++++ Data listing

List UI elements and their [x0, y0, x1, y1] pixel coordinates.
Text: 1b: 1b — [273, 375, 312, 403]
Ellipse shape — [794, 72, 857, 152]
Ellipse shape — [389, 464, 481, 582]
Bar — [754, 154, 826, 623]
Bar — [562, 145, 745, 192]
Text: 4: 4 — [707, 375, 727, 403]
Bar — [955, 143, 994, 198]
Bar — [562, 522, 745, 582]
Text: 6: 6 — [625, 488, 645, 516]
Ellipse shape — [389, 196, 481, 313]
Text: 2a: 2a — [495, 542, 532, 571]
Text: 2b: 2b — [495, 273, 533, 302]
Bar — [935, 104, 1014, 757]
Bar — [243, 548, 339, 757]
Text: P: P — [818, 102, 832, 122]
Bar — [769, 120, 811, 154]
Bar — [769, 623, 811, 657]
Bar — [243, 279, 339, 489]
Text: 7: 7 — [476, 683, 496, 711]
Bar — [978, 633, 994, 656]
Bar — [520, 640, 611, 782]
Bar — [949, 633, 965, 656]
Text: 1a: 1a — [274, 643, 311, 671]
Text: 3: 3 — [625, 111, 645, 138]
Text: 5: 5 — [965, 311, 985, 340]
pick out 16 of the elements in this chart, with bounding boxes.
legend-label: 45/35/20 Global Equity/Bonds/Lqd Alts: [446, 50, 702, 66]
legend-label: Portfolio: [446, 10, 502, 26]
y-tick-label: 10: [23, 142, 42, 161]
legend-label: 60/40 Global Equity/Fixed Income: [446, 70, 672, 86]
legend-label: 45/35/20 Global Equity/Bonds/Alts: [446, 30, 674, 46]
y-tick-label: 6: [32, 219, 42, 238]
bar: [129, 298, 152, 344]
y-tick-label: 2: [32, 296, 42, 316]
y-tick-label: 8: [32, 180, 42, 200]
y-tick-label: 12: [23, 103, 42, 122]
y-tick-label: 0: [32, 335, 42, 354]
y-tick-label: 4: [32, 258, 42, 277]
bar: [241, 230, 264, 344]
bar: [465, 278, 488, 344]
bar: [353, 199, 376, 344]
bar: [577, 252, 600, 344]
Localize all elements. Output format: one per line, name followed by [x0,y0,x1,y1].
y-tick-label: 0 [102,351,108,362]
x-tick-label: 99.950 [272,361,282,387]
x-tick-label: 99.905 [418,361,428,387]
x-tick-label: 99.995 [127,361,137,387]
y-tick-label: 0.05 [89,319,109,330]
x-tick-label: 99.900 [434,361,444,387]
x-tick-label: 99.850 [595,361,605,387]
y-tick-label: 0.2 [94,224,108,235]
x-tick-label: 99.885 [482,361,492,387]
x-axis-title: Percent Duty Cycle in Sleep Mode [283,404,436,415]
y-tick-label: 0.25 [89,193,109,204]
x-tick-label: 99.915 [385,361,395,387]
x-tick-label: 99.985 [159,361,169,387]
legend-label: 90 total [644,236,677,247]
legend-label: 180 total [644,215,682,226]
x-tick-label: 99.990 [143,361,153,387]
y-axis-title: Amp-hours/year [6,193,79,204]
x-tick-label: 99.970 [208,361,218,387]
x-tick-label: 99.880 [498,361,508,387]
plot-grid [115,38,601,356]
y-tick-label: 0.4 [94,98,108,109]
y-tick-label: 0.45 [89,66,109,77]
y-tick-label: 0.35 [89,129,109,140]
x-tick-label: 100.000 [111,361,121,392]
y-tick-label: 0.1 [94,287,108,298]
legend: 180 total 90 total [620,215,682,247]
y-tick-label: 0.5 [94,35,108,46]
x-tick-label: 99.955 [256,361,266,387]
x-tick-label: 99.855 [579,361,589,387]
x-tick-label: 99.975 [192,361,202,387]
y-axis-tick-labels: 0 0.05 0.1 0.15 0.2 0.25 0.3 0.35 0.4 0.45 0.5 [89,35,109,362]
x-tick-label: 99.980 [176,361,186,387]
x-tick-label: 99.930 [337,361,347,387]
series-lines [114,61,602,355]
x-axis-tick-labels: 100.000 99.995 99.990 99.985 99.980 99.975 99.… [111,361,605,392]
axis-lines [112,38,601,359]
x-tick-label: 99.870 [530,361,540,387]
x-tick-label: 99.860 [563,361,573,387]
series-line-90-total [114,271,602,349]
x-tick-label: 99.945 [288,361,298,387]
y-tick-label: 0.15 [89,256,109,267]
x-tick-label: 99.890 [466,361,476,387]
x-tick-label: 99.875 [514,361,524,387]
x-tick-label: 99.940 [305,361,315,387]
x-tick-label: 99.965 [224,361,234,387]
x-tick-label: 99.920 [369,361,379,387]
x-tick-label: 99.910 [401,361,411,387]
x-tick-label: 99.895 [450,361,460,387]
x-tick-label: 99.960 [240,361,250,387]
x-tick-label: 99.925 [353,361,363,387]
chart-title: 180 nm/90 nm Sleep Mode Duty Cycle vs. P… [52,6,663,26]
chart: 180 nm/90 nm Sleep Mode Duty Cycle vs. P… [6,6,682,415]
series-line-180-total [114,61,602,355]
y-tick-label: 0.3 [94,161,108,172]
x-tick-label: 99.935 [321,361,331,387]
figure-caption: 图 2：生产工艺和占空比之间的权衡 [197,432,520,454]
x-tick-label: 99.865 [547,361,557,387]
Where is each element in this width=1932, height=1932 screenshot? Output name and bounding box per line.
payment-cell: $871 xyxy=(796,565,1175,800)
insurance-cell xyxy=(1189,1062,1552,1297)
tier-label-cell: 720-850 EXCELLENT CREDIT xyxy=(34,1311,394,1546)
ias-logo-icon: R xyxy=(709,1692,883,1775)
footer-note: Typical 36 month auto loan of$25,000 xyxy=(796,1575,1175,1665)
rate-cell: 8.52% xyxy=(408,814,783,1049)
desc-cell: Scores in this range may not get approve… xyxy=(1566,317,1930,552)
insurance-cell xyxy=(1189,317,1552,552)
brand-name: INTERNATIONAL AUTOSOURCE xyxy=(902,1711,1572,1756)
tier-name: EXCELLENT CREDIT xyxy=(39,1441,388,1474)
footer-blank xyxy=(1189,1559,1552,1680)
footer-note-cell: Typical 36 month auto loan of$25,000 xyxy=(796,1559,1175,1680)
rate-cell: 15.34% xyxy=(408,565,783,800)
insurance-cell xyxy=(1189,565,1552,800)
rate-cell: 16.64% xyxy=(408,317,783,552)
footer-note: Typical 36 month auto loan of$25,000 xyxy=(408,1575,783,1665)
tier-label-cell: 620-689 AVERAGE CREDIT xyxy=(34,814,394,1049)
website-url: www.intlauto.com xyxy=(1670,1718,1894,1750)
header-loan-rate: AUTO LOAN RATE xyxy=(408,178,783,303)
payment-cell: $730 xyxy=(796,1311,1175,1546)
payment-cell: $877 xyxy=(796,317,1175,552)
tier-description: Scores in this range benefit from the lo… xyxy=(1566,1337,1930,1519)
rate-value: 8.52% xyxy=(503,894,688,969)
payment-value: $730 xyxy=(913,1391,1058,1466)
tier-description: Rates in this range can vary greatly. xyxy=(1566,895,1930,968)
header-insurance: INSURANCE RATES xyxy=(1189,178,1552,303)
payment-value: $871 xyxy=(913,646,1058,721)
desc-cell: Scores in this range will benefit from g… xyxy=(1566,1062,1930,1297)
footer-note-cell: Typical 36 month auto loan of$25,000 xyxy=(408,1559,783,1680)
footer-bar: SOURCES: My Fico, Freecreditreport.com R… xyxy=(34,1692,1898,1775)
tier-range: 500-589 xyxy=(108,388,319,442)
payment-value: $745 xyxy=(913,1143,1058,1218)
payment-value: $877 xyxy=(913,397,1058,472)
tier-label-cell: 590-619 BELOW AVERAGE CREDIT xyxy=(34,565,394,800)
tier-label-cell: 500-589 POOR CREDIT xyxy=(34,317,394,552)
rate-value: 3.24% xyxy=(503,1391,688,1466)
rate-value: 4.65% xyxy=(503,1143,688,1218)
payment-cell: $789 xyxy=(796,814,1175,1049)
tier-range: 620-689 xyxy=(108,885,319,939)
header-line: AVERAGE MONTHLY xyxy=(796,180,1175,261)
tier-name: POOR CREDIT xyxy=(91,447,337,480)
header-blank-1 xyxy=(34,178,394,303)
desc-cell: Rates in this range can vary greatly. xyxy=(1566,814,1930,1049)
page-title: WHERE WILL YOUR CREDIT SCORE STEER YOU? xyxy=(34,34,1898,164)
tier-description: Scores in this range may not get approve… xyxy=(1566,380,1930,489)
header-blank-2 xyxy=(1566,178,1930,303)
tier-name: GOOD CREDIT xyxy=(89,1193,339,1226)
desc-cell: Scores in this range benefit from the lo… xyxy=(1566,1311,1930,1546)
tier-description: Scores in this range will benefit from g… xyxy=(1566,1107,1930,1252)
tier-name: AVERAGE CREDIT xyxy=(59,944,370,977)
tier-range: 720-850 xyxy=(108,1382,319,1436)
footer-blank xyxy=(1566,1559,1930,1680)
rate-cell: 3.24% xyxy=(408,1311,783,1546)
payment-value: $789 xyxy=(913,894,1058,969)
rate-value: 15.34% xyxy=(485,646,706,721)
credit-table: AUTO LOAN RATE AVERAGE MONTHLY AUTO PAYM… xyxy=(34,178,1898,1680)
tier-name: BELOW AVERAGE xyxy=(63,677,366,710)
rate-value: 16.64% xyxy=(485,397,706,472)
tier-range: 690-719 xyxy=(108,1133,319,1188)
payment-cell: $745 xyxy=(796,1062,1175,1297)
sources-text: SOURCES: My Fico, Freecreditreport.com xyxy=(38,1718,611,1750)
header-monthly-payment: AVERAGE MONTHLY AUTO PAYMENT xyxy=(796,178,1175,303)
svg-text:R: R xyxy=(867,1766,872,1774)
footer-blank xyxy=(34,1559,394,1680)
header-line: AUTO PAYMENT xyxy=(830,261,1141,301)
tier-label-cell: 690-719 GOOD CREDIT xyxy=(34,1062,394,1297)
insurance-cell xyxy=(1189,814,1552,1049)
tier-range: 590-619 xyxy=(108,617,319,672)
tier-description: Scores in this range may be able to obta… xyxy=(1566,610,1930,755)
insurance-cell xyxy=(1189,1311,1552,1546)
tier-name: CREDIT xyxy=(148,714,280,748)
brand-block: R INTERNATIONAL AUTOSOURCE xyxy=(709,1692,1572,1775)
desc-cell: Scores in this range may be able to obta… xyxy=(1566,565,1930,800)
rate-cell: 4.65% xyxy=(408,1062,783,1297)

++++++++

* What to do *
Render the entries from the first line through the line containing "x-tick-label: 99.985 [159,361,169,387]", inclusive, as a Markdown table with the columns "No." and "Line". Give each line its own numbered row, and omit any blank lines.

* Result for this exercise *
| No. | Line |
|---|---|
| 1 | List UI elements and their [x0, y0, x1, y1] pixel coordinates. |
| 2 | Text: 1b: 1b — [273, 375, 312, 403] |
| 3 | Ellipse shape — [794, 72, 857, 152] |
| 4 | Ellipse shape — [389, 464, 481, 582] |
| 5 | Bar — [754, 154, 826, 623] |
| 6 | Bar — [562, 145, 745, 192] |
| 7 | Text: 4: 4 — [707, 375, 727, 403] |
| 8 | Bar — [955, 143, 994, 198] |
| 9 | Bar — [562, 522, 745, 582] |
| 10 | Text: 6: 6 — [625, 488, 645, 516] |
| 11 | Ellipse shape — [389, 196, 481, 313] |
| 12 | Text: 2a: 2a — [495, 542, 532, 571] |
| 13 | Text: 2b: 2b — [495, 273, 533, 302] |
| 14 | Bar — [935, 104, 1014, 757] |
| 15 | Bar — [243, 548, 339, 757] |
| 16 | Text: P: P — [818, 102, 832, 122] |
| 17 | Bar — [769, 120, 811, 154] |
| 18 | Bar — [769, 623, 811, 657] |
| 19 | Bar — [243, 279, 339, 489] |
| 20 | Text: 7: 7 — [476, 683, 496, 711] |
| 21 | Bar — [978, 633, 994, 656] |
| 22 | Bar — [520, 640, 611, 782] |
| 23 | Bar — [949, 633, 965, 656] |
| 24 | Text: 1a: 1a — [274, 643, 311, 671] |
| 25 | Text: 3: 3 — [625, 111, 645, 138] |
| 26 | Text: 5: 5 — [965, 311, 985, 340] |
| 27 | pick out 16 of the elements in this chart, with bounding boxes. |
| 28 | legend-label: 45/35/20 Global Equity/Bonds/Lqd Alts: [446, 50, 702, 66] |
| 29 | legend-label: Portfolio: [446, 10, 502, 26] |
| 30 | y-tick-label: 10: [23, 142, 42, 161] |
| 31 | legend-label: 60/40 Global Equity/Fixed Income: [446, 70, 672, 86] |
| 32 | legend-label: 45/35/20 Global Equity/Bonds/Alts: [446, 30, 674, 46] |
| 33 | y-tick-label: 6: [32, 219, 42, 238] |
| 34 | bar: [129, 298, 152, 344] |
| 35 | y-tick-label: 2: [32, 296, 42, 316] |
| 36 | y-tick-label: 8: [32, 180, 42, 200] |
| 37 | y-tick-label: 12: [23, 103, 42, 122] |
| 38 | y-tick-label: 0: [32, 335, 42, 354] |
| 39 | y-tick-label: 4: [32, 258, 42, 277] |
| 40 | bar: [241, 230, 264, 344] |
| 41 | bar: [465, 278, 488, 344] |
| 42 | bar: [353, 199, 376, 344] |
| 43 | bar: [577, 252, 600, 344] |
| 44 | Localize all elements. Output format: one per line, name followed by [x0,y0,x1,y1]. |
| 45 | y-tick-label: 0 [102,351,108,362] |
| 46 | x-tick-label: 99.950 [272,361,282,387] |
| 47 | x-tick-label: 99.905 [418,361,428,387] |
| 48 | x-tick-label: 99.995 [127,361,137,387] |
| 49 | y-tick-label: 0.05 [89,319,109,330] |
| 50 | x-tick-label: 99.900 [434,361,444,387] |
| 51 | x-tick-label: 99.850 [595,361,605,387] |
| 52 | y-tick-label: 0.2 [94,224,108,235] |
| 53 | x-tick-label: 99.885 [482,361,492,387] |
| 54 | x-axis-title: Percent Duty Cycle in Sleep Mode [283,404,436,415] |
| 55 | y-tick-label: 0.25 [89,193,109,204] |
| 56 | x-tick-label: 99.915 [385,361,395,387] |
| 57 | x-tick-label: 99.985 [159,361,169,387] |